> Objective:
List all lines of the data that include the string "JSON".

> Supplied information:
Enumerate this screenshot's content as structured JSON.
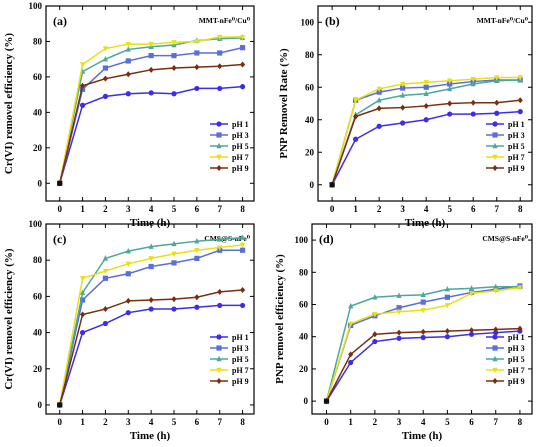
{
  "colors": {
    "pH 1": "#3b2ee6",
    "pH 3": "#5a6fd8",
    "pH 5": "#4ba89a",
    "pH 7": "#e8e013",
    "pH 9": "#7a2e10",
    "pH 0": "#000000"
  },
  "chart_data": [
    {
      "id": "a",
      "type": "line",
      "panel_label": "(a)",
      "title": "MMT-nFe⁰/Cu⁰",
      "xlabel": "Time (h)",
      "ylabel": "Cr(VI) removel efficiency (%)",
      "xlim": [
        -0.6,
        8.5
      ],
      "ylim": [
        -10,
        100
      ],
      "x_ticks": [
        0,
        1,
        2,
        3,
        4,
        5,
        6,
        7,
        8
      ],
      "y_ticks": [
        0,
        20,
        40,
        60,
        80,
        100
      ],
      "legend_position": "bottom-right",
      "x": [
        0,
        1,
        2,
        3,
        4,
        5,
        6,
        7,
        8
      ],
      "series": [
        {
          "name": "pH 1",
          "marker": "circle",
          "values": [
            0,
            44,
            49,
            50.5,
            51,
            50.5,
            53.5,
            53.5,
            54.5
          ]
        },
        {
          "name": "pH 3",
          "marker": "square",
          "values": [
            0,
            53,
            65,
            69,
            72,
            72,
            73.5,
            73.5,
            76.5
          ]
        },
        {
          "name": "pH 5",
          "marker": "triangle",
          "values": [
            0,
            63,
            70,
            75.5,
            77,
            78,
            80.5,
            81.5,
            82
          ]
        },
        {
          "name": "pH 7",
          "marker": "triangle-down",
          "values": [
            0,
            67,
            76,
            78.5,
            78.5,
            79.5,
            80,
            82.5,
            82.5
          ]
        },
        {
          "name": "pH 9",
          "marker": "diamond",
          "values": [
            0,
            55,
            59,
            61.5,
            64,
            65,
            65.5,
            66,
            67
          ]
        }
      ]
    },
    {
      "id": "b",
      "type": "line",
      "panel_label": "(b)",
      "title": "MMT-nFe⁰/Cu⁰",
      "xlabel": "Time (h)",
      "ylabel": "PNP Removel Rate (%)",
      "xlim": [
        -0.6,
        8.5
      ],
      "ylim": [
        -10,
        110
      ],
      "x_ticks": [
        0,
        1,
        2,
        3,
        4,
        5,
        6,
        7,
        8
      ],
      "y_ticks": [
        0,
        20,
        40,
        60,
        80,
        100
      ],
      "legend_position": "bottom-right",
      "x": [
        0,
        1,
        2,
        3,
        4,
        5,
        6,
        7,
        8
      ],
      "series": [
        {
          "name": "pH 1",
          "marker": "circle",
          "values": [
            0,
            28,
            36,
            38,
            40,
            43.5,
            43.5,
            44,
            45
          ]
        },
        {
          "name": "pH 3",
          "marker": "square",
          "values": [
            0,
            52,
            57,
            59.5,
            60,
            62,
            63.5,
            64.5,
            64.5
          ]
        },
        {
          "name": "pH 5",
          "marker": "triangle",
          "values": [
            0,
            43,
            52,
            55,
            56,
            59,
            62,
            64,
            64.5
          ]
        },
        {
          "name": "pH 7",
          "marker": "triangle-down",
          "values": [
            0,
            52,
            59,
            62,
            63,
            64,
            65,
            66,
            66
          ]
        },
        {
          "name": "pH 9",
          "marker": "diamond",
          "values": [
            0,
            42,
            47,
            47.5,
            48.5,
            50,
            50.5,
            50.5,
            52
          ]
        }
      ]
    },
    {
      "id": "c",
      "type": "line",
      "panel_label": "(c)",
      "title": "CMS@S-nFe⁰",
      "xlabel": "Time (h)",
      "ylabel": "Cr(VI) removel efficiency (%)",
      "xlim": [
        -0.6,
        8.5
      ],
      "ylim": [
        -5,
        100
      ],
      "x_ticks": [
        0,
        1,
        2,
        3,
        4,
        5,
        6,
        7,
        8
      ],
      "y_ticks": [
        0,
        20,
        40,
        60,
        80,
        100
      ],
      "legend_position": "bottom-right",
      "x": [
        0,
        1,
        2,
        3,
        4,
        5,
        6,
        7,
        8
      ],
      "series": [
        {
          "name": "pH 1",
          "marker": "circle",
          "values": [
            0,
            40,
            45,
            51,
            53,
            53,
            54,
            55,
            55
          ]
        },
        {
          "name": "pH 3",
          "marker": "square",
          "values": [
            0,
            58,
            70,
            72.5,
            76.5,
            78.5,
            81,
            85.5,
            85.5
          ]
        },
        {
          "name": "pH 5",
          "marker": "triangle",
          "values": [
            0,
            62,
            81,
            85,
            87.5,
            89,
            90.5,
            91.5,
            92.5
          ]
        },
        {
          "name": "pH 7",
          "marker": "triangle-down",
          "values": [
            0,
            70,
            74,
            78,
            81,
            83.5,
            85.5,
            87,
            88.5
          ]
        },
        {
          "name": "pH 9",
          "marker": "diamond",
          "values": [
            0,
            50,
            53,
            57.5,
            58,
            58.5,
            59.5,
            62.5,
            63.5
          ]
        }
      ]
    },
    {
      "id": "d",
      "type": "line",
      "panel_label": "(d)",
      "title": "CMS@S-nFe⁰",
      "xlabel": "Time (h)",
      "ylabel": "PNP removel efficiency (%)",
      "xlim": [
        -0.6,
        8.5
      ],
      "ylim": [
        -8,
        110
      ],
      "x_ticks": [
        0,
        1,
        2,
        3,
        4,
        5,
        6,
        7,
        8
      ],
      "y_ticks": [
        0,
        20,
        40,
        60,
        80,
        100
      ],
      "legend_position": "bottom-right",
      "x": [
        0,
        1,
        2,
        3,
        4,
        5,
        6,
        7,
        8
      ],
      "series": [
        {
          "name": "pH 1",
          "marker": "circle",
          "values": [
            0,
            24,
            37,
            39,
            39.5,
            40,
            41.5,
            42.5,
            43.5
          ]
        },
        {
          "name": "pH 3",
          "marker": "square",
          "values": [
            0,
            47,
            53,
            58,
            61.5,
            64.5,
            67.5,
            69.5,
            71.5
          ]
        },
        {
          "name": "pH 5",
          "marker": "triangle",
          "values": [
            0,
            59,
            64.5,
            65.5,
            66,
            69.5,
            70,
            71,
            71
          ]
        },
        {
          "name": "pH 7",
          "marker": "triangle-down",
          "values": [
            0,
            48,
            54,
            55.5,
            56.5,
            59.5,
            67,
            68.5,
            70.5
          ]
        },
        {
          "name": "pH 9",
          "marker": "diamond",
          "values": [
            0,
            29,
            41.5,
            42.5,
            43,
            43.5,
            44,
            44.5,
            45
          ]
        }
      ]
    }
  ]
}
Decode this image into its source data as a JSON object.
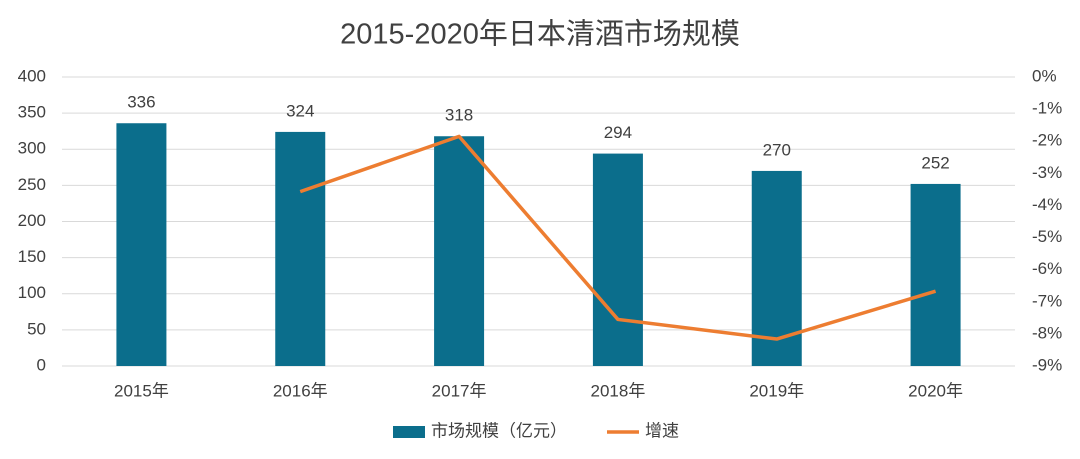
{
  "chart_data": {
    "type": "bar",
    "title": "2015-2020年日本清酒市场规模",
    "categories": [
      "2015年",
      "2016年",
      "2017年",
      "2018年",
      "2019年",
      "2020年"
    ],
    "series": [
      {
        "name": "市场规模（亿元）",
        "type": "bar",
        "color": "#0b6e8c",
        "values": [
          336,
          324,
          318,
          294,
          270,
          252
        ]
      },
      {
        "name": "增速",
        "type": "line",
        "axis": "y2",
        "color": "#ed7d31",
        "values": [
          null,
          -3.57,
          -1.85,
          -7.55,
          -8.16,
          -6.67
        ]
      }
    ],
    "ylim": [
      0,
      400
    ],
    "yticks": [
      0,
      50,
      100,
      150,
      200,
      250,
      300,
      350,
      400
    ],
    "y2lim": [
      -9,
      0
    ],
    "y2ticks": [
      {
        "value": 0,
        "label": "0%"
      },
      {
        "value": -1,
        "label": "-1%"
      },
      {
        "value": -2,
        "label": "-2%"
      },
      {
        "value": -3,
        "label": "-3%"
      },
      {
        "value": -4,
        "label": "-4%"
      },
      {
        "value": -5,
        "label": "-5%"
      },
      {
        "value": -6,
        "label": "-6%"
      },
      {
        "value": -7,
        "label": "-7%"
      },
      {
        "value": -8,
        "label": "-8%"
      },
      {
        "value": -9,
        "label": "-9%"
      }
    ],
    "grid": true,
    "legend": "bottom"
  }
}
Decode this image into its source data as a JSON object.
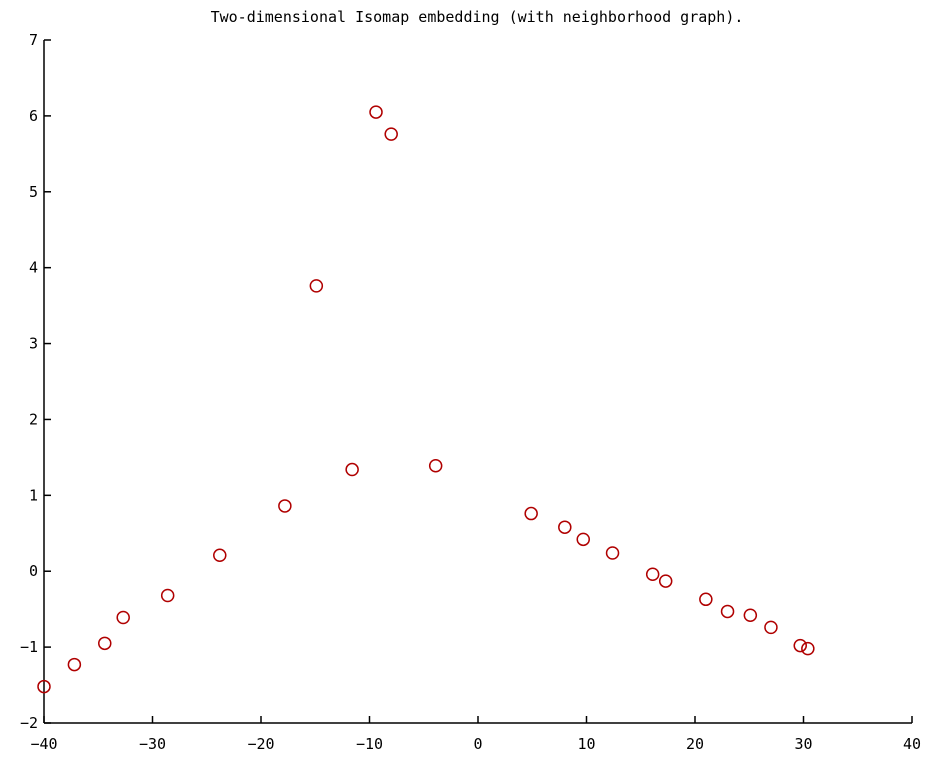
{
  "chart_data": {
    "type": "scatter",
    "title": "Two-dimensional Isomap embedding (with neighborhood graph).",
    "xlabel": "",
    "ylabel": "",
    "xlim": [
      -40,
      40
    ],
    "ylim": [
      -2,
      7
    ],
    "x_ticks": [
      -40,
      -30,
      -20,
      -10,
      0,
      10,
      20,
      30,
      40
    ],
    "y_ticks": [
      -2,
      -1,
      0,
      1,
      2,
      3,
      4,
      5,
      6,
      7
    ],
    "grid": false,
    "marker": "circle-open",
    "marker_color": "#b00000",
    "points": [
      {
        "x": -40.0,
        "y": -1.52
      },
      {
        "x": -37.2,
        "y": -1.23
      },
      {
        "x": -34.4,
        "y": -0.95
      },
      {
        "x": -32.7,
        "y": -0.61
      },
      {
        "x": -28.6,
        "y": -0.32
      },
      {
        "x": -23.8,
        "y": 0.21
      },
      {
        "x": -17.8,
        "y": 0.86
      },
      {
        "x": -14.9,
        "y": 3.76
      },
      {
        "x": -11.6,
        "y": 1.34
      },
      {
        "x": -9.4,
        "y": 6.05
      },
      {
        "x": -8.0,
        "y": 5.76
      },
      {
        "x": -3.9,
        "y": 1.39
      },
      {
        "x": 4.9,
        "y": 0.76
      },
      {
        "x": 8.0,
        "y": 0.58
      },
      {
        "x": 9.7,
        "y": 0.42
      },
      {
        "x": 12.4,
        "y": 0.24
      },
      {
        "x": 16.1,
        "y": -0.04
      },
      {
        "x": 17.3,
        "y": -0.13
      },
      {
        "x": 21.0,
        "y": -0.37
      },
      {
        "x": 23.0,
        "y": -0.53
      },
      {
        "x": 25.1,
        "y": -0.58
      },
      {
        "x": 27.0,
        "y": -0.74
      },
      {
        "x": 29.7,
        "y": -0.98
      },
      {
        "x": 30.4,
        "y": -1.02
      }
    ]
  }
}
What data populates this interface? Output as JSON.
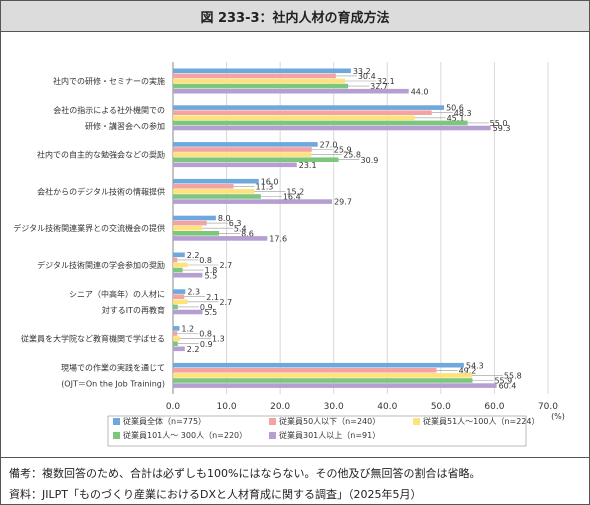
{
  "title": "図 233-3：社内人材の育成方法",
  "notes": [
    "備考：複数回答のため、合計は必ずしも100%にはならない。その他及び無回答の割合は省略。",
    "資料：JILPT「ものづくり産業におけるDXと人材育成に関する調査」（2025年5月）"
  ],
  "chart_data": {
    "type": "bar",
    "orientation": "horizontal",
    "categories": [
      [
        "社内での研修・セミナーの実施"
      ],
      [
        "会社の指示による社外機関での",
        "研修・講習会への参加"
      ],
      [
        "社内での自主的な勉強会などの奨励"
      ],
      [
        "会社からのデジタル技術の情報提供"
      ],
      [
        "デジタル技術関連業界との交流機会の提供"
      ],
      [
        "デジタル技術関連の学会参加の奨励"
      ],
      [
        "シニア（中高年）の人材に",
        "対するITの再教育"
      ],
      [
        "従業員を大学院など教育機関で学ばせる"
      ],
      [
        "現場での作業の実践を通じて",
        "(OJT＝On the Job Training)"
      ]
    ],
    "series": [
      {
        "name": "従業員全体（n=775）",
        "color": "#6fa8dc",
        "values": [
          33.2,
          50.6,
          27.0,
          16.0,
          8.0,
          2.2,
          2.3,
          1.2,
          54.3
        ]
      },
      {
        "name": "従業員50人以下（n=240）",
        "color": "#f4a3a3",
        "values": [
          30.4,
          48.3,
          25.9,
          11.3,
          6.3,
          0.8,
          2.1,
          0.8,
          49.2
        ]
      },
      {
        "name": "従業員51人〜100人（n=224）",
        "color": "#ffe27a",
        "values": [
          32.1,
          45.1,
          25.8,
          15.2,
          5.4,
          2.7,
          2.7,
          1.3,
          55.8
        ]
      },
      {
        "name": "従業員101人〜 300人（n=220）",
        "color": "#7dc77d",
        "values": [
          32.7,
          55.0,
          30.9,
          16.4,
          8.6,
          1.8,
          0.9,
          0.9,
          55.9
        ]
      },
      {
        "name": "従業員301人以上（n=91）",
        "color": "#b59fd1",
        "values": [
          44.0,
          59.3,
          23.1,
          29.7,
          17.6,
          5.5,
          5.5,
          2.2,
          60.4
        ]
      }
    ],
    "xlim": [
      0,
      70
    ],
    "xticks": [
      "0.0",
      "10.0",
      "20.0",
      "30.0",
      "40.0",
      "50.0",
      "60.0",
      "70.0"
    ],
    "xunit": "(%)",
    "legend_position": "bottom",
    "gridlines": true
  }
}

> Answer for this exercise:
Enumerate this screenshot's content as structured JSON.
Decode this image into its source data as a JSON object.
Decode this image into its source data as a JSON object.
What data populates this interface? Output as JSON.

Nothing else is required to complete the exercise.